3.2.03.08
Это определение в точности воспроизводит, практически дословно повторяет формулу второй части предложения другого, значительно более древнего, определения феномена «глубокого сна»1, данного в одном из наиболее ранних памятников индийской философской мысли – Брихадараньяка-упанишаде (IV.3.19).
Приведём его целиком (здесь и далее при нашем разборе текста Брихадараньяка-упанишады мы будем использовать перевод А.Я. Сыркина):
Как сокол или другая [быстрая] птица, устав от полета в этом пространстве и сложив крылья, направляется к гнезду, так и этот пуруша спешит к тому состоянию, в котором, уснув, он не желает никакого желания, не видит никакого сна.
Данное определение можно разделить на две основных части содержащегося в нём сообщения:
Первая из них представляет собой по своей сути метафорно-символическую форму описания существа самого «феномена»;
Вторая часть – собственно философско-теоретический смысл определения сущности «понятия» глубокого сна в бытии человека.
Формулировка последнего в конечном итоге и станет практически неизменной основой, вполне определённым своим предметно-смысловым образом установившейся и окончательно для себя устоявшейся – внутренней логической формой для всех последующих определений сути этого понятия в индийской философии.

ИСХОДНЫЕ ДАННЫЕ:

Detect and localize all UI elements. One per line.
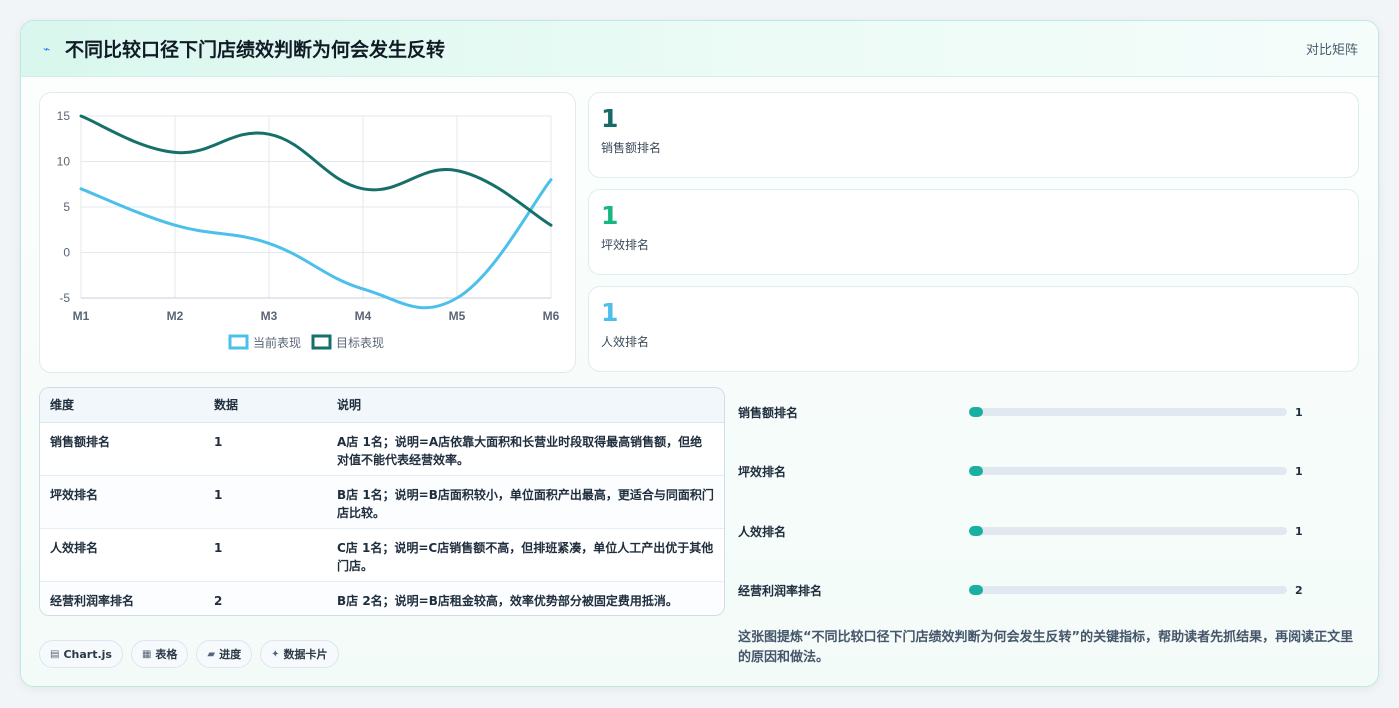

УСЛОВИЕ ЗАДАЧИ:
Переведите на английский язык следующее предложение из фрагмента о глубоком сне: «Вторая часть – собственно философско-теоретический смысл определения сущности „понятия“ глубокого сна в бытии человека».

ОТВЕТ:
The second part is the properly philosophical and theoretical meaning of the definition of the essence of the "concept" of deep sleep in human existence.